Given instruction
Filter the listing below, copying every line in which the word "Spot" appears.
— START Data provided —
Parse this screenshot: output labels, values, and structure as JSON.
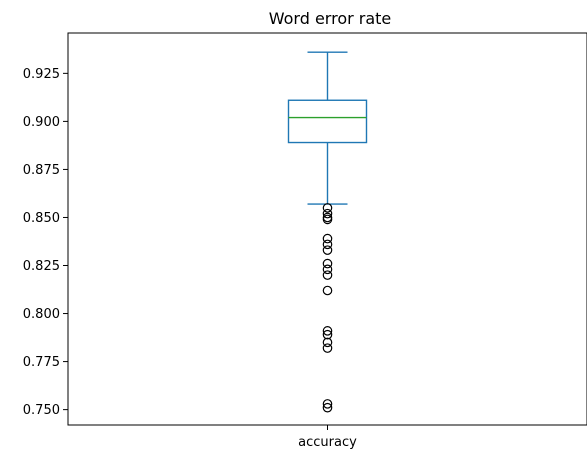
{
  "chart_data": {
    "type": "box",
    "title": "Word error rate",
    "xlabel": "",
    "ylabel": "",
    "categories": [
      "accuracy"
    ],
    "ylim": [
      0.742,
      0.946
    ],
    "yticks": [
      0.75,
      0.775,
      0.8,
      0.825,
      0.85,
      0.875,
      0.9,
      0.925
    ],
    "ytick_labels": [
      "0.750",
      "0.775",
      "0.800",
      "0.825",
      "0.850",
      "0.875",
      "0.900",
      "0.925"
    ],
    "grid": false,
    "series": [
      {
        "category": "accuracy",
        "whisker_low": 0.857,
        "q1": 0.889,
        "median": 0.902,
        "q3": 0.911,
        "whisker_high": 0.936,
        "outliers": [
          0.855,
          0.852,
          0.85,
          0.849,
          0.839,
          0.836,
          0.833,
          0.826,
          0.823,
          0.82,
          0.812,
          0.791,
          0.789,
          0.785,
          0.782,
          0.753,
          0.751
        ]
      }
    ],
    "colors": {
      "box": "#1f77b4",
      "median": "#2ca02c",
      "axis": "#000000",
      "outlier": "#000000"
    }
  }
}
— END Data provided —
— START Data provided —
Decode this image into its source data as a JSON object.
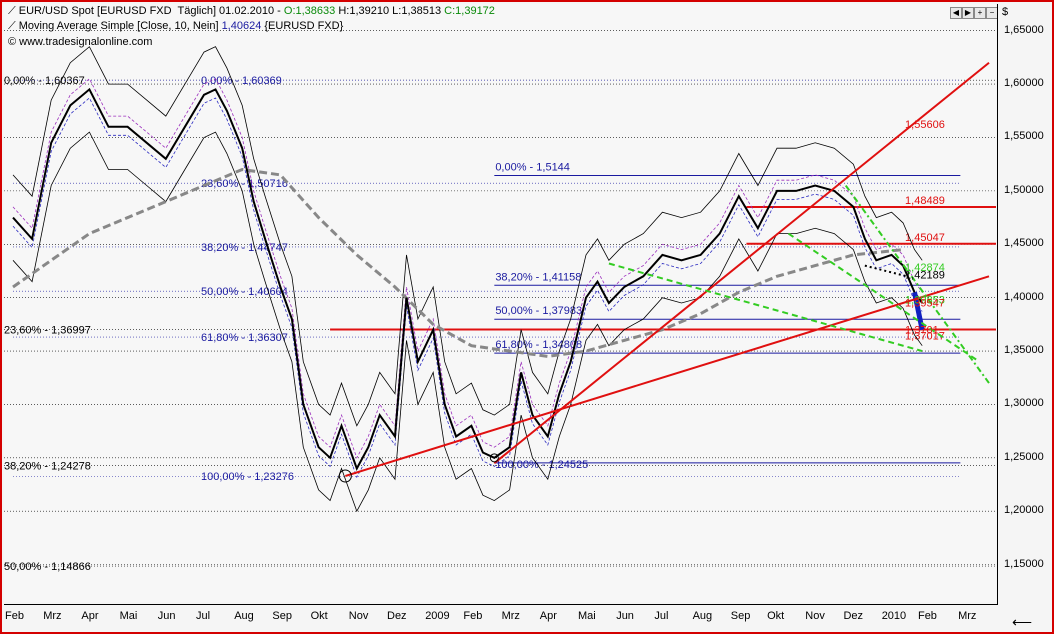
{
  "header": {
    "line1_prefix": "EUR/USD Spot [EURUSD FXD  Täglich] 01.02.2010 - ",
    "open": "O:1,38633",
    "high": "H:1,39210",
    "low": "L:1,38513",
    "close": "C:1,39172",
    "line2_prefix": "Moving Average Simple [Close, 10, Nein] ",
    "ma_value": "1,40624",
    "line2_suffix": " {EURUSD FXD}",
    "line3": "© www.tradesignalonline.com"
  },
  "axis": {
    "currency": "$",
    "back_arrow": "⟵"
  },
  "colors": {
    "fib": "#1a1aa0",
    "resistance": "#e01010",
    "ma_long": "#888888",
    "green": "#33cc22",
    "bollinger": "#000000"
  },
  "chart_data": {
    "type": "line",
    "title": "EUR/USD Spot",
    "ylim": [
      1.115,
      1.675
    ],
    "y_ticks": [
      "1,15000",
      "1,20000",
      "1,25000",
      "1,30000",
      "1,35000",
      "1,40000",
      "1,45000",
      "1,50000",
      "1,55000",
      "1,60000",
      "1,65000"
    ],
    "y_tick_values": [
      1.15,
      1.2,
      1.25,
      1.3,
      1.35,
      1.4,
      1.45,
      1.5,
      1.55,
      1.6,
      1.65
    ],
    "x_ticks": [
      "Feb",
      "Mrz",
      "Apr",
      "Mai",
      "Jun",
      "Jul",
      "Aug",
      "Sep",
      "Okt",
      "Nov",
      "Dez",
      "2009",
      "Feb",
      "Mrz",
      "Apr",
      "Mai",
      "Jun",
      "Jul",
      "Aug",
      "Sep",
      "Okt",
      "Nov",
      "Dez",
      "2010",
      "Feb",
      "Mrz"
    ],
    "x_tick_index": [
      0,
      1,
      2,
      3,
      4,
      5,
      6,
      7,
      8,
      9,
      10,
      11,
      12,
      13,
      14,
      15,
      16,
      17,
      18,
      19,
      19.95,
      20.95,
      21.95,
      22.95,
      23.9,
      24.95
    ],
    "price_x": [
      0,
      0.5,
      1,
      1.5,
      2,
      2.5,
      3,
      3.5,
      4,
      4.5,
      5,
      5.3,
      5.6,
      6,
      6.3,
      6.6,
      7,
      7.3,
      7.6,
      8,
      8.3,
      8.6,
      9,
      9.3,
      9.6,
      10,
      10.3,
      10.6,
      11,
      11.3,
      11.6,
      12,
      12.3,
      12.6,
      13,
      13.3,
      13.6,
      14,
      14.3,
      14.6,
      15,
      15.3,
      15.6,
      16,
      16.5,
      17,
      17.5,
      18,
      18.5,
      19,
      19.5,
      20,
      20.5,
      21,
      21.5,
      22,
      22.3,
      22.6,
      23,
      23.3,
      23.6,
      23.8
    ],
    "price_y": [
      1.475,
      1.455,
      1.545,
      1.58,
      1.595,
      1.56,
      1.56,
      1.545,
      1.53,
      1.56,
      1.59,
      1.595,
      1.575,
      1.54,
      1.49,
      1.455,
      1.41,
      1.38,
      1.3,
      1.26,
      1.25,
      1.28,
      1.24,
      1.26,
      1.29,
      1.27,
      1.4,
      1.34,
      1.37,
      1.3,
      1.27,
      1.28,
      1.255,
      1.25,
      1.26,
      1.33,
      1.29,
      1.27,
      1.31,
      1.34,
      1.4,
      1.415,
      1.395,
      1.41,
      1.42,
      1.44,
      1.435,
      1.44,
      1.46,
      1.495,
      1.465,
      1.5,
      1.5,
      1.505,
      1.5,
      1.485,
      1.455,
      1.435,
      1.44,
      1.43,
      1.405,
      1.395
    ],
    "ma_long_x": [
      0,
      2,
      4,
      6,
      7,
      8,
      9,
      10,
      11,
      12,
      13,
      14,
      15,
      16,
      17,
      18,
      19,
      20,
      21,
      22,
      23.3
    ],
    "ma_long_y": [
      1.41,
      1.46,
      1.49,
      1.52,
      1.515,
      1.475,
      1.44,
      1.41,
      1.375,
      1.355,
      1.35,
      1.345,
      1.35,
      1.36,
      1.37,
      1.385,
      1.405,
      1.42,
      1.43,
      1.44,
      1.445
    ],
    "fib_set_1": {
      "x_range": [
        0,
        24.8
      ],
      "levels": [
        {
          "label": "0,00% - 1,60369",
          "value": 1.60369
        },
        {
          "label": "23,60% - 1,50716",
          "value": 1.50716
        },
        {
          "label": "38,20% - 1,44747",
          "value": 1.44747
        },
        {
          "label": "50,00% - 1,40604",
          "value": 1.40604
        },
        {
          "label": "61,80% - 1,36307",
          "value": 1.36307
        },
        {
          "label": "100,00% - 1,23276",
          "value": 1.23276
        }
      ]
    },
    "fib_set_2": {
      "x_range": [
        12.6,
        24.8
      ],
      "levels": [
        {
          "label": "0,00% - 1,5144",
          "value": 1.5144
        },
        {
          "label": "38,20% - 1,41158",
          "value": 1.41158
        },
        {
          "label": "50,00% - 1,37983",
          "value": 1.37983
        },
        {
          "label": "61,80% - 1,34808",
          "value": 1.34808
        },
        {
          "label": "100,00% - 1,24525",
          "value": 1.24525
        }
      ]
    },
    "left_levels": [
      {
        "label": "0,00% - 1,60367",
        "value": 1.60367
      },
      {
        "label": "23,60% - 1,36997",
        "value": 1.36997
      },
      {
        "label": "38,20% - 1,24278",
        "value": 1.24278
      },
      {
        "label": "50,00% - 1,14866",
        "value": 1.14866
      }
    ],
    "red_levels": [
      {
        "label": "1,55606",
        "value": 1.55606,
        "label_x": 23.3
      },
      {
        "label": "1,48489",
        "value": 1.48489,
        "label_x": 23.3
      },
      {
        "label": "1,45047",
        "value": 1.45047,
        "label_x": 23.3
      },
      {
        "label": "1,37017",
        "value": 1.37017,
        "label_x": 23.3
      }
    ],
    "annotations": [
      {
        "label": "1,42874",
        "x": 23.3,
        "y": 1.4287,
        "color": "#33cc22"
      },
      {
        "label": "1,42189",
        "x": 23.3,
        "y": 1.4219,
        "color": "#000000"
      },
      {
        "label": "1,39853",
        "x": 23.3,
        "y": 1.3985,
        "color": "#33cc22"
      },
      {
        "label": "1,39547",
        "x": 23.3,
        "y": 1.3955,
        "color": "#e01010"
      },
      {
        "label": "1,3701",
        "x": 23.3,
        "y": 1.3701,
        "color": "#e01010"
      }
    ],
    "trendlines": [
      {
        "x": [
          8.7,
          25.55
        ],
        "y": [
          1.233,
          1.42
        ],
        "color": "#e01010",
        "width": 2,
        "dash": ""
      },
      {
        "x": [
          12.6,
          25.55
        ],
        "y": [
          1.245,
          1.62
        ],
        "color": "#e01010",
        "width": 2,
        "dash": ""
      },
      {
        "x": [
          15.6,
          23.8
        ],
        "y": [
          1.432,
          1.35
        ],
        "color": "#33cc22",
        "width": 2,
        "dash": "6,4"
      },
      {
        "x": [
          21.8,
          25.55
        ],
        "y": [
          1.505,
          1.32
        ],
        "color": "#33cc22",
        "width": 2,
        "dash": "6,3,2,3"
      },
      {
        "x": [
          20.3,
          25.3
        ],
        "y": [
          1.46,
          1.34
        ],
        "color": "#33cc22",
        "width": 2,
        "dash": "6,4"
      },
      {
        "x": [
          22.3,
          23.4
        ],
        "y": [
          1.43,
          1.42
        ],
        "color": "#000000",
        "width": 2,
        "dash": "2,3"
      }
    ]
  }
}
— END Data provided —
Exercise answer
    "line1_prefix": "EUR/USD Spot [EURUSD FXD  Täglich] 01.02.2010 - ",
    "title": "EUR/USD Spot",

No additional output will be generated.